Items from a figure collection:
^^^^

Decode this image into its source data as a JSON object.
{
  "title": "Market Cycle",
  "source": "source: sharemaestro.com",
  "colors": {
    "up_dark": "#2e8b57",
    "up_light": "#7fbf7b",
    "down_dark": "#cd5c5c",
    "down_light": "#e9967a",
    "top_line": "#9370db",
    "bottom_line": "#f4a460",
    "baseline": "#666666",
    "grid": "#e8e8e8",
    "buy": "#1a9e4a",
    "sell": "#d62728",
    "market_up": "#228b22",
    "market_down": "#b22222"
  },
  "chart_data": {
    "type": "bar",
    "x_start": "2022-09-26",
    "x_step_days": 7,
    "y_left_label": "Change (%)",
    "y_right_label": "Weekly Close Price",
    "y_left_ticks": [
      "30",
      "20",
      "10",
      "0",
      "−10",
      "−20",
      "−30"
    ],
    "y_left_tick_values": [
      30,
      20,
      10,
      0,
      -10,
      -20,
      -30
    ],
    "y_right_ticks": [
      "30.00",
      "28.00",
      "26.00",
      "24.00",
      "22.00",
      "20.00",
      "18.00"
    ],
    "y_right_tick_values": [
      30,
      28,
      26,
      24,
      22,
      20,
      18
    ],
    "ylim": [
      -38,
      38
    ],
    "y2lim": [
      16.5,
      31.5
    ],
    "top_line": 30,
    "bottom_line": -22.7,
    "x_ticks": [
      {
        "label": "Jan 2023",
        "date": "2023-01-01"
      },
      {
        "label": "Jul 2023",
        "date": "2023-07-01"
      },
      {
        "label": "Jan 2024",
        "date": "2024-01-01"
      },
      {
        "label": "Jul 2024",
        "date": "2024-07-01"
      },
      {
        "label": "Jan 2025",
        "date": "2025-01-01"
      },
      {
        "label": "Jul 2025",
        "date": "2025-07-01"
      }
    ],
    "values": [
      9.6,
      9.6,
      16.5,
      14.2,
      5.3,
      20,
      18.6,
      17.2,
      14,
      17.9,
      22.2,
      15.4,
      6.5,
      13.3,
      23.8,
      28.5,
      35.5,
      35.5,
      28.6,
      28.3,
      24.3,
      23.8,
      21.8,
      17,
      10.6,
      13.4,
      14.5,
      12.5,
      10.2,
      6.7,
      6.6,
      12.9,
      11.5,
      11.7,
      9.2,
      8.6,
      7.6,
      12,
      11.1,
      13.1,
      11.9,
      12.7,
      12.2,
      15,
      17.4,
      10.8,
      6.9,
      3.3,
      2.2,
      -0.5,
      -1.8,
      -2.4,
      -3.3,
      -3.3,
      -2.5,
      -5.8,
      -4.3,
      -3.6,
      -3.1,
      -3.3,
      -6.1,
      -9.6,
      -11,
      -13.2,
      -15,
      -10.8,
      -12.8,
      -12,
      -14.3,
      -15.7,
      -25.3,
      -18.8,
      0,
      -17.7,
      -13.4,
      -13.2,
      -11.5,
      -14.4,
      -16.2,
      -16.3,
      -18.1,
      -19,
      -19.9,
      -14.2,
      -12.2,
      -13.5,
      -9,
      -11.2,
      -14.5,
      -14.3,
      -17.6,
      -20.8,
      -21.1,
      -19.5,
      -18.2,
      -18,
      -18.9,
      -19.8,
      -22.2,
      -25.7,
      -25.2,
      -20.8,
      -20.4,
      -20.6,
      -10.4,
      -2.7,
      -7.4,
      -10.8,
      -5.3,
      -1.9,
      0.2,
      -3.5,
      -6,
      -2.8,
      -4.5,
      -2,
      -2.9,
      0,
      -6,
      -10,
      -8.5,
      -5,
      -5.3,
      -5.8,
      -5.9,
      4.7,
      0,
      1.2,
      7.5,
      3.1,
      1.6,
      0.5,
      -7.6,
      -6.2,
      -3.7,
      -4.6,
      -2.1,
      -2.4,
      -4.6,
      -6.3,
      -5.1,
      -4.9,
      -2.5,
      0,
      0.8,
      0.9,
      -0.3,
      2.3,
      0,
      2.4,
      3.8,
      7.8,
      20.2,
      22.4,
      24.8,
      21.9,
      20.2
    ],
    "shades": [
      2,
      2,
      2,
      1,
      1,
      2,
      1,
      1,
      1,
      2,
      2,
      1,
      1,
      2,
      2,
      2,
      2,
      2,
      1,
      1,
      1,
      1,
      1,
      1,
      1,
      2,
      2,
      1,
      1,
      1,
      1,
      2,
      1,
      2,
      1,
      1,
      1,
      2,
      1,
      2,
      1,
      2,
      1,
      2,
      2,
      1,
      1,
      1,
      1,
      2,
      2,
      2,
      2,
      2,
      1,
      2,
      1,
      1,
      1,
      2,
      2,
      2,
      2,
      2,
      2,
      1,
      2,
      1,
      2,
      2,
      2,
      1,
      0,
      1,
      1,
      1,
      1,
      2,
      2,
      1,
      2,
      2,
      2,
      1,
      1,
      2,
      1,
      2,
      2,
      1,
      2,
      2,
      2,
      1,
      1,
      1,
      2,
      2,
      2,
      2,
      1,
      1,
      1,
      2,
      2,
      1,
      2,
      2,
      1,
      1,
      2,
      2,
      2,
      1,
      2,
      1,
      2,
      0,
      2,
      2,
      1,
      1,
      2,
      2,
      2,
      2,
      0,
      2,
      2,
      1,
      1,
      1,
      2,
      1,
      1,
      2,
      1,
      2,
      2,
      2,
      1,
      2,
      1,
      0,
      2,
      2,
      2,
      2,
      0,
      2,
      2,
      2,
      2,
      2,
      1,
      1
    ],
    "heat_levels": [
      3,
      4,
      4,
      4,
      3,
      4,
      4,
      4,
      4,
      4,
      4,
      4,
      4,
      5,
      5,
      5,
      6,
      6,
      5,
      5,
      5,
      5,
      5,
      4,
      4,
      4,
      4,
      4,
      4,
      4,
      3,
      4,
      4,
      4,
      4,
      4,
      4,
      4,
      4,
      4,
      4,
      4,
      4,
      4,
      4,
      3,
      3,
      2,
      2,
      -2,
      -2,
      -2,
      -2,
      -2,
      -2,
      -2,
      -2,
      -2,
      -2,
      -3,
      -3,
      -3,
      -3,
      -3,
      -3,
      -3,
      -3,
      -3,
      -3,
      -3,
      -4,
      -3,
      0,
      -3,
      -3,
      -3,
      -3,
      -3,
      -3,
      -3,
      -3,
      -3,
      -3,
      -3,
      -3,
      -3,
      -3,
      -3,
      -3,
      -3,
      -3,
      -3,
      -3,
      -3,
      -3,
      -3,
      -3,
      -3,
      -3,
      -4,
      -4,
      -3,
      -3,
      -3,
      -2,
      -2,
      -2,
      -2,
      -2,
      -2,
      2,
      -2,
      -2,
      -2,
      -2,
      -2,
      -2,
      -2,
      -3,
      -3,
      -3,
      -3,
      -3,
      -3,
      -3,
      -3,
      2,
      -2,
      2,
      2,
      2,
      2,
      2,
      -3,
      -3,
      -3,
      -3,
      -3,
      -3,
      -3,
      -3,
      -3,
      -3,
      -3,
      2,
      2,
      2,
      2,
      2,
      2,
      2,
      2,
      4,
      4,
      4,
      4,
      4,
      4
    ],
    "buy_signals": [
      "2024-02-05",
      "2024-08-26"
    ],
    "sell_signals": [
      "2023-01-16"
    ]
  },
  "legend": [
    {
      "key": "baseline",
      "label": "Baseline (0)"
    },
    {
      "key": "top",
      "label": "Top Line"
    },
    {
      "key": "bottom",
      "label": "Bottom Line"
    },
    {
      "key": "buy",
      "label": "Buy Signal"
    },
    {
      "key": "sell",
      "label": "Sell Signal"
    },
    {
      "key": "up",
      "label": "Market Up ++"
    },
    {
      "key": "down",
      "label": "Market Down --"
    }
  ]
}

^^^^

▶ [Problem description]:
Filter out every line that lacks the word "date", and copy the rest.

▶ [Output of the exercise]:
        "date": "2023-01-01"
        "date": "2023-07-01"
        "date": "2024-01-01"
        "date": "2024-07-01"
        "date": "2025-01-01"
        "date": "2025-07-01"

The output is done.